## Task goal
Set down exactly the lines from the one containing "Read this page and output its text content." through the end of the records below, both included, and nothing else.
┄┄┄┄┄┄┄┄┄┄┄┄┄┄┄┄┄┄┄┄
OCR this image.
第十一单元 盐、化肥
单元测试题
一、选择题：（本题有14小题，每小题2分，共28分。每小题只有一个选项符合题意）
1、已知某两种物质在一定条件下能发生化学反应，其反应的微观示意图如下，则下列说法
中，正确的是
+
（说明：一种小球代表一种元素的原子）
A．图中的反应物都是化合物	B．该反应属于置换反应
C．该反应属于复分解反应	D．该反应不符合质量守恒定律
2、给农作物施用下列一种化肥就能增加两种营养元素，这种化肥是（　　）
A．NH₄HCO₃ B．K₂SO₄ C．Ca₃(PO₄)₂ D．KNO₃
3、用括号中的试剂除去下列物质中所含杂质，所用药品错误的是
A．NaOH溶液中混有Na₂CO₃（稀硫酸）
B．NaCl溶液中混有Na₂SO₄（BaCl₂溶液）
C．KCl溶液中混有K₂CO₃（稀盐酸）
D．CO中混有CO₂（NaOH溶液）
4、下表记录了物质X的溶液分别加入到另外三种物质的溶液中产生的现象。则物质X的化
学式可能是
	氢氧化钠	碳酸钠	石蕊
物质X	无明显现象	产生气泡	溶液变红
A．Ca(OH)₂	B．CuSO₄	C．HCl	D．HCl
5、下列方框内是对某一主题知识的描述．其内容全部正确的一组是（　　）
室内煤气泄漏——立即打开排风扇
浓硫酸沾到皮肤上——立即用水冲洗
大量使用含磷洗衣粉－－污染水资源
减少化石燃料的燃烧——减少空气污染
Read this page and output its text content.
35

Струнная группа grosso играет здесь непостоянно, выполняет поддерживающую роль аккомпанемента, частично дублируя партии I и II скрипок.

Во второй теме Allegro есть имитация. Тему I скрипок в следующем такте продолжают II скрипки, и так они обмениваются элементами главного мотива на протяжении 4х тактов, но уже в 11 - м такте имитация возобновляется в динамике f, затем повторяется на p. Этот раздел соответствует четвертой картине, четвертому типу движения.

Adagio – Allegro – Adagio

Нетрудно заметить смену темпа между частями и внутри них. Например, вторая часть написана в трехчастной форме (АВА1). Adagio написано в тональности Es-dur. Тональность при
┄┄┄┄┄┄┄┄┄┄┄┄┄┄┄┄┄┄┄┄
## Answer
Read this page and output its text content.
35

Струнная группа grosso играет здесь непостоянно, выполняет поддерживающую роль аккомпанемента, частично дублируя партии I и II скрипок.

Во второй теме Allegro есть имитация. Тему I скрипок в следующем такте продолжают II скрипки, и так они обмениваются элементами главного мотива на протяжении 4х тактов, но уже в 11 - м такте имитация возобновляется в динамике f, затем повторяется на p. Этот раздел соответствует четвертой картине, четвертому типу движения.

Adagio – Allegro – Adagio

Нетрудно заметить смену темпа между частями и внутри них. Например, вторая часть написана в трехчастной форме (АВА1). Adagio написано в тональности Es-dur. Тональность при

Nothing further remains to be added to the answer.